### [TASK BRIEF]
Select from the records below every line that has the word "increased" in it.

--- Begin ---

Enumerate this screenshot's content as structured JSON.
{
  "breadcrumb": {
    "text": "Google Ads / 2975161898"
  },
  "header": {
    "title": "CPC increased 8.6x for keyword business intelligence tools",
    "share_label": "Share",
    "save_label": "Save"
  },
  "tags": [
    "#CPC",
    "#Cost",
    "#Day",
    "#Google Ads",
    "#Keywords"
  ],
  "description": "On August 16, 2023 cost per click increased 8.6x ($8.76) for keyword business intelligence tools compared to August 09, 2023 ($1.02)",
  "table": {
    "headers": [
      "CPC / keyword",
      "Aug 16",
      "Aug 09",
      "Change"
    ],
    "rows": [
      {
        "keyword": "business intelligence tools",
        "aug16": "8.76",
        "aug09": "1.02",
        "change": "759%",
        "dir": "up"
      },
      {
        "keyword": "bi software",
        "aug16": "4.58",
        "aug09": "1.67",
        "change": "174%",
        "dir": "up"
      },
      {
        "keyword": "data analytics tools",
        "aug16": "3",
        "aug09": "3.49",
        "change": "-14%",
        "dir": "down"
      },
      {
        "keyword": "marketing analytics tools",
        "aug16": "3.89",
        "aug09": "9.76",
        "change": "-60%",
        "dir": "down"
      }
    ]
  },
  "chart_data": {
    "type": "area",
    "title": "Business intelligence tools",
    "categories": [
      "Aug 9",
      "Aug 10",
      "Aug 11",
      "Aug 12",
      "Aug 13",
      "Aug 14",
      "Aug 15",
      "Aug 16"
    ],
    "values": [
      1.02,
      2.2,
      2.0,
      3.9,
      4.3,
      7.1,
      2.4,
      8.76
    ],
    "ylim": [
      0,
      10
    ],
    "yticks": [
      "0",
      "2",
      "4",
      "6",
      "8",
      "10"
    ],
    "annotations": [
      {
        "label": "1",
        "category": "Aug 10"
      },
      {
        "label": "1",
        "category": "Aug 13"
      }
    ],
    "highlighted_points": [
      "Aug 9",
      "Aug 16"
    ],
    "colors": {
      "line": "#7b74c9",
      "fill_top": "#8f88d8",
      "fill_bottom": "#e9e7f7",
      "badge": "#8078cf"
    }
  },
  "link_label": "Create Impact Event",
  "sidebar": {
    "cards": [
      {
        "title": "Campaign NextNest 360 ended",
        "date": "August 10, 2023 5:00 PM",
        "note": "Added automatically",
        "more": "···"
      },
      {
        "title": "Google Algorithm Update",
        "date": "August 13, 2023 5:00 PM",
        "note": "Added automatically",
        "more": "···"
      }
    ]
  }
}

--- End ---

### [RESPONSE BELOW]
    "title": "CPC increased 8.6x for keyword business intelligence tools",
  "description": "On August 16, 2023 cost per click increased 8.6x ($8.76) for keyword business intelligence tools compared to August 09, 2023 ($1.02)",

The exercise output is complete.